-- EXERCISE DETAILS --
No images are to be carried over; print all other material exactly as it stands.

-- THE DATA --
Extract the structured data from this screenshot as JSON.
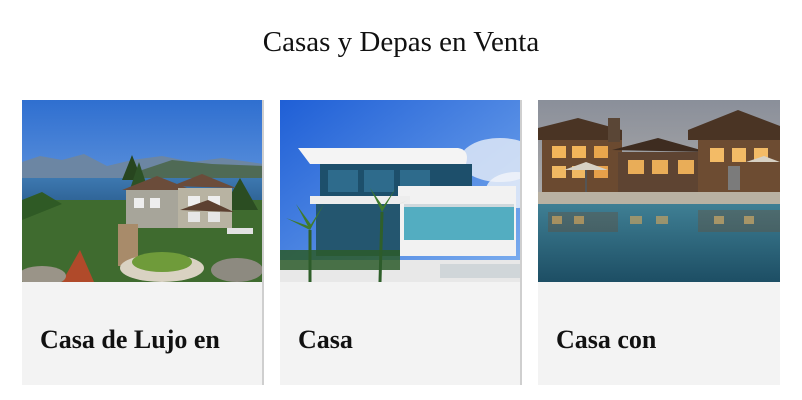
{
  "page": {
    "title": "Casas y Depas en Venta"
  },
  "cards": [
    {
      "title": "Casa de Lujo en",
      "image": "lakeside-luxury-house-photo"
    },
    {
      "title": "Casa",
      "image": "modern-white-house-photo"
    },
    {
      "title": "Casa con",
      "image": "cabin-house-with-pool-photo"
    }
  ]
}
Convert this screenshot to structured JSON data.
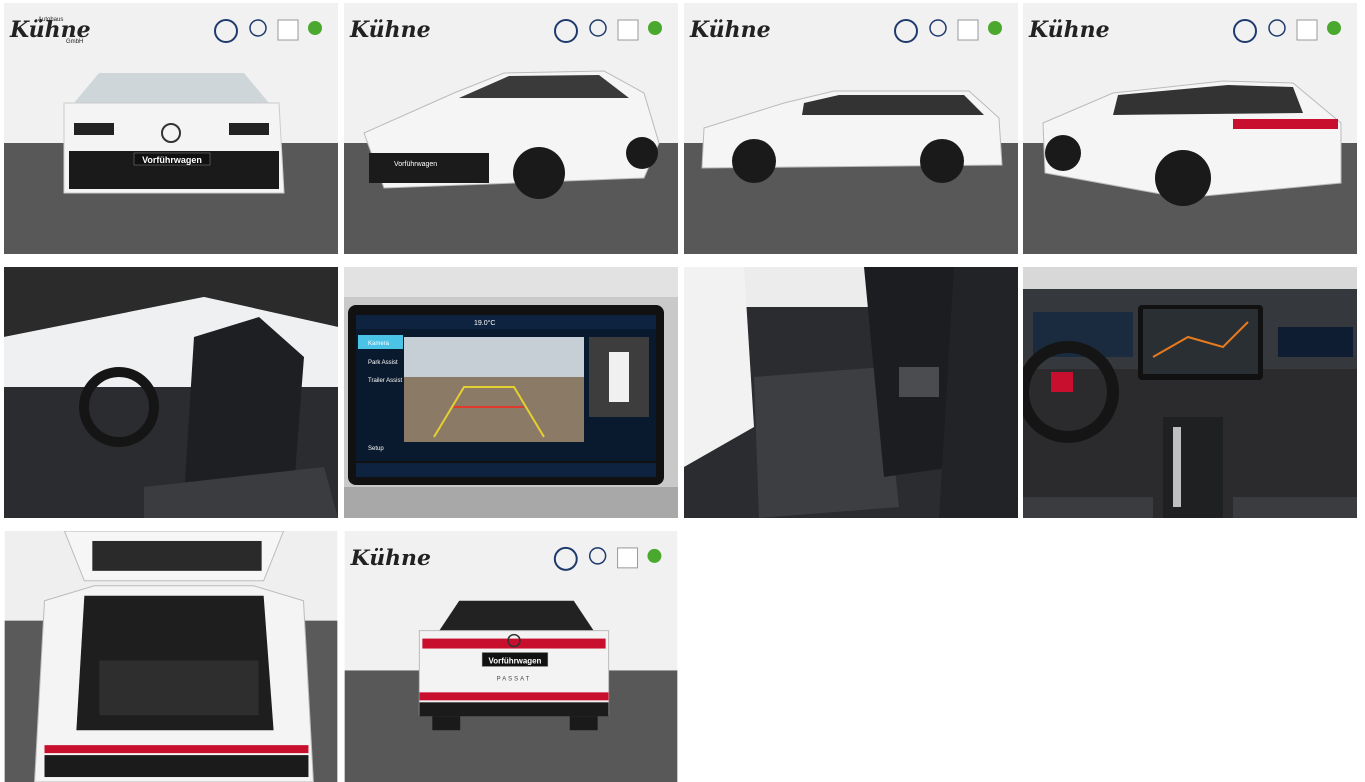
{
  "dealer": {
    "brand_top": "Autohaus",
    "brand_name": "Kühne",
    "brand_sub": "GmbH"
  },
  "plate_text": "Vorführwagen",
  "tailgate_text": "PASSAT",
  "brand_icons": [
    "vw-logo-icon",
    "vw-commercial-logo-icon",
    "audi-service-logo-icon",
    "skoda-logo-icon"
  ],
  "screen": {
    "menu_items": [
      "Kamera",
      "Park Assist",
      "Trailer Assist"
    ],
    "bottom_label": "Setup",
    "temperature": "19.0°C"
  },
  "colors": {
    "studio_wall": "#eeeeee",
    "studio_floor": "#555555",
    "car_white": "#f5f5f5",
    "tail_red": "#c8102e"
  }
}
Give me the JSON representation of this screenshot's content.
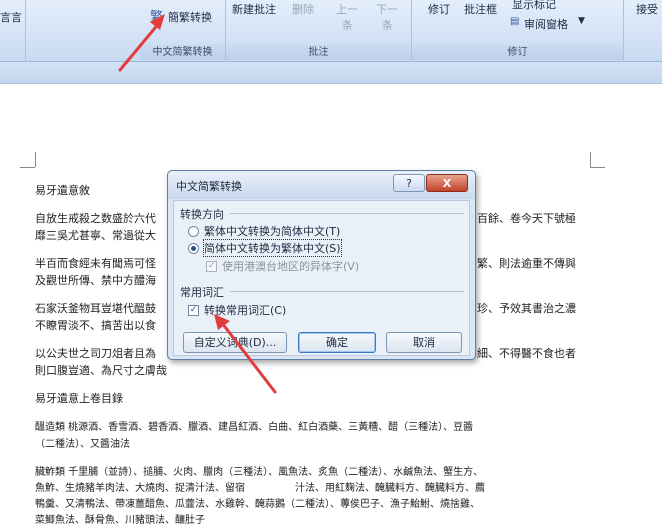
{
  "ribbon": {
    "left_fragment": "言言",
    "convert_button": "簡繁转换",
    "group_chinese": "中文简繁转换",
    "new_comment": "新建批注",
    "delete": "删除",
    "previous": "上一",
    "previous2": "条",
    "next": "下一",
    "next2": "条",
    "group_comments": "批注",
    "track_changes": "修订",
    "markup_box": "批注框",
    "show_markup": "显示标记",
    "review_pane": "审阅窗格",
    "group_tracking": "修订",
    "accept": "接受"
  },
  "dialog": {
    "title": "中文简繁转换",
    "help_label": "?",
    "close_label": "X",
    "direction_label": "转换方向",
    "opt_trad_to_simp": "繁体中文转换为简体中文(T)",
    "opt_simp_to_trad": "简体中文转换为繁体中文(S)",
    "opt_hk_variants": "使用港澳台地区的异体字(V)",
    "vocab_label": "常用词汇",
    "opt_convert_vocab": "转换常用词汇(C)",
    "custom_vocab_button": "自定义词典(D)...",
    "ok_button": "确定",
    "cancel_button": "取消"
  },
  "document": {
    "title_line": "易牙遺意敘",
    "p1_left": "自放生戒殺之数盛於六代",
    "p1_right": "百餘、卷今天下號極",
    "p1_line2": "靡三吳尤甚寧、常過從大",
    "p2_left": "半百而食經未有聞焉可怪",
    "p2_right": "繁、則法逾重不傳與",
    "p2_line2": "及觀世所傳、禁中方醴海",
    "p3_left": "石家沃釜物耳豈堪代醞鼓",
    "p3_right": "珍、予效其書治之濃",
    "p3_line2": "不瞭胃淡不、搞苦出以食",
    "p4_left": "以公夫世之司刀俎者且為",
    "p4_right": "細、不得醫不食也者",
    "p4_line2": "則口腹豈適、為尺寸之膚哉",
    "section_title": "易牙遺意上卷目錄",
    "p5_line1": "醞造類 桃源酒、香雪酒、碧香酒、臘酒、建昌紅酒、白曲、紅白酒藥、三黃糟、醋（三種法）、豆醬",
    "p5_line2": "（二種法）、又醬油法",
    "p6_line1": "臟鮓類 千里脯（並詩）、搥脯、火肉、臘肉（三種法）、風魚法、炙魚（二種法）、水鹹魚法、蟹生方、",
    "p6_line2": "魚鮓、生燒豬羊肉法、大燒肉、捉清汁法、留宿　　　　　汁法、用紅麴法、醃臓料方、醃臓料方、薦",
    "p6_line3": "鴨羹、又清鴨法、帶凍薑醋魚、瓜虀法、水雞幹、醃蒜鵝（二種法）、蓴侯巴子、漁子鮐鮒、燒捨雞、",
    "p6_line4": "菜鯽魚法、酥骨魚、川豬頭法、釀肚子"
  },
  "colors": {
    "ribbon_accent": "#d5e3f6",
    "arrow_red": "#e23c3c",
    "dialog_close": "#c2432a"
  }
}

-- THE ANSWER --
Extract the structured data from this screenshot as JSON.
{
  "page": {
    "title": "Casas y Depas en Venta"
  },
  "cards": [
    {
      "title": "Casa de Lujo en",
      "image": "lakeside-luxury-house-photo"
    },
    {
      "title": "Casa",
      "image": "modern-white-house-photo"
    },
    {
      "title": "Casa con",
      "image": "cabin-house-with-pool-photo"
    }
  ]
}
Convert this screenshot to structured JSON data.
{
  "dealer": {
    "brand_top": "Autohaus",
    "brand_name": "Kühne",
    "brand_sub": "GmbH"
  },
  "plate_text": "Vorführwagen",
  "tailgate_text": "PASSAT",
  "brand_icons": [
    "vw-logo-icon",
    "vw-commercial-logo-icon",
    "audi-service-logo-icon",
    "skoda-logo-icon"
  ],
  "screen": {
    "menu_items": [
      "Kamera",
      "Park Assist",
      "Trailer Assist"
    ],
    "bottom_label": "Setup",
    "temperature": "19.0°C"
  },
  "colors": {
    "studio_wall": "#eeeeee",
    "studio_floor": "#555555",
    "car_white": "#f5f5f5",
    "tail_red": "#c8102e"
  }
}
Give me the JSON representation of this screenshot's content.
{
  "ribbon": {
    "left_fragment": "言言",
    "convert_button": "簡繁转换",
    "group_chinese": "中文简繁转换",
    "new_comment": "新建批注",
    "delete": "删除",
    "previous": "上一",
    "previous2": "条",
    "next": "下一",
    "next2": "条",
    "group_comments": "批注",
    "track_changes": "修订",
    "markup_box": "批注框",
    "show_markup": "显示标记",
    "review_pane": "审阅窗格",
    "group_tracking": "修订",
    "accept": "接受"
  },
  "dialog": {
    "title": "中文简繁转换",
    "help_label": "?",
    "close_label": "X",
    "direction_label": "转换方向",
    "opt_trad_to_simp": "繁体中文转换为简体中文(T)",
    "opt_simp_to_trad": "简体中文转换为繁体中文(S)",
    "opt_hk_variants": "使用港澳台地区的异体字(V)",
    "vocab_label": "常用词汇",
    "opt_convert_vocab": "转换常用词汇(C)",
    "custom_vocab_button": "自定义词典(D)...",
    "ok_button": "确定",
    "cancel_button": "取消"
  },
  "document": {
    "title_line": "易牙遺意敘",
    "p1_left": "自放生戒殺之数盛於六代",
    "p1_right": "百餘、卷今天下號極",
    "p1_line2": "靡三吳尤甚寧、常過從大",
    "p2_left": "半百而食經未有聞焉可怪",
    "p2_right": "繁、則法逾重不傳與",
    "p2_line2": "及觀世所傳、禁中方醴海",
    "p3_left": "石家沃釜物耳豈堪代醞鼓",
    "p3_right": "珍、予效其書治之濃",
    "p3_line2": "不瞭胃淡不、搞苦出以食",
    "p4_left": "以公夫世之司刀俎者且為",
    "p4_right": "細、不得醫不食也者",
    "p4_line2": "則口腹豈適、為尺寸之膚哉",
    "section_title": "易牙遺意上卷目錄",
    "p5_line1": "醞造類 桃源酒、香雪酒、碧香酒、臘酒、建昌紅酒、白曲、紅白酒藥、三黃糟、醋（三種法）、豆醬",
    "p5_line2": "（二種法）、又醬油法",
    "p6_line1": "臟鮓類 千里脯（並詩）、搥脯、火肉、臘肉（三種法）、風魚法、炙魚（二種法）、水鹹魚法、蟹生方、",
    "p6_line2": "魚鮓、生燒豬羊肉法、大燒肉、捉清汁法、留宿　　　　　汁法、用紅麴法、醃臓料方、醃臓料方、薦",
    "p6_line3": "鴨羹、又清鴨法、帶凍薑醋魚、瓜虀法、水雞幹、醃蒜鵝（二種法）、蓴侯巴子、漁子鮐鮒、燒捨雞、",
    "p6_line4": "菜鯽魚法、酥骨魚、川豬頭法、釀肚子"
  },
  "colors": {
    "ribbon_accent": "#d5e3f6",
    "arrow_red": "#e23c3c",
    "dialog_close": "#c2432a"
  }
}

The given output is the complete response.